─── The input ───
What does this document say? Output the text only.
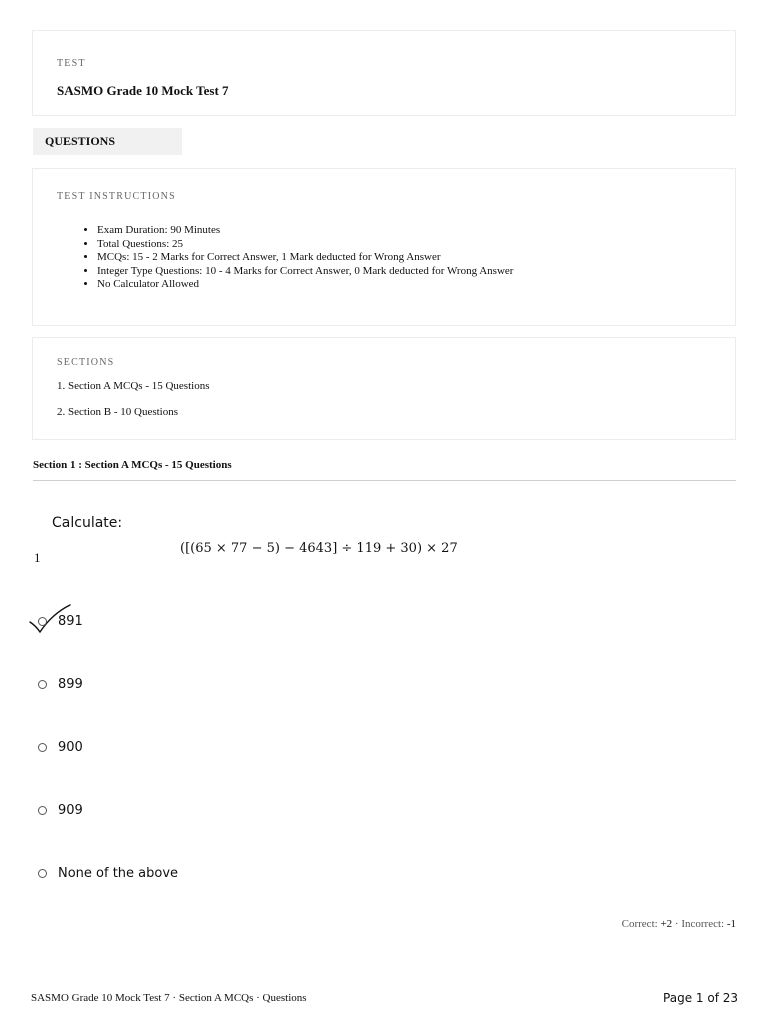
TEST
SASMO Grade 10 Mock Test 7
QUESTIONS
TEST INSTRUCTIONS
• Exam Duration: 90 Minutes
• Total Questions: 25
• MCQs: 15 - 2 Marks for Correct Answer, 1 Mark deducted for Wrong Answer
• Integer Type Questions: 10 - 4 Marks for Correct Answer, 0 Mark deducted for Wrong Answer
• No Calculator Allowed
SECTIONS
1. Section A MCQs - 15 Questions
2. Section B - 10 Questions
Section 1 : Section A MCQs - 15 Questions
Calculate:
1
([(65 × 77 − 5) − 4643] ÷ 119 + 30) × 27
891
899
900
909
None of the above
Correct: +2 · Incorrect: -1
SASMO Grade 10 Mock Test 7 · Section A MCQs · Questions	Page 1 of 23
───
Task prompt » Copy out each record shown above without alteration, skipping any picture.

Result »
What does this document say? Output the text only.
TEST
SASMO Grade 10 Mock Test 7
QUESTIONS
TEST INSTRUCTIONS
• Exam Duration: 90 Minutes
• Total Questions: 25
• MCQs: 15 - 2 Marks for Correct Answer, 1 Mark deducted for Wrong Answer
• Integer Type Questions: 10 - 4 Marks for Correct Answer, 0 Mark deducted for Wrong Answer
• No Calculator Allowed
SECTIONS
1. Section A MCQs - 15 Questions
2. Section B - 10 Questions
Section 1 : Section A MCQs - 15 Questions
Calculate:
1
([(65 × 77 − 5) − 4643] ÷ 119 + 30) × 27
891
899
900
909
None of the above
Correct: +2 · Incorrect: -1
SASMO Grade 10 Mock Test 7 · Section A MCQs · Questions	Page 1 of 23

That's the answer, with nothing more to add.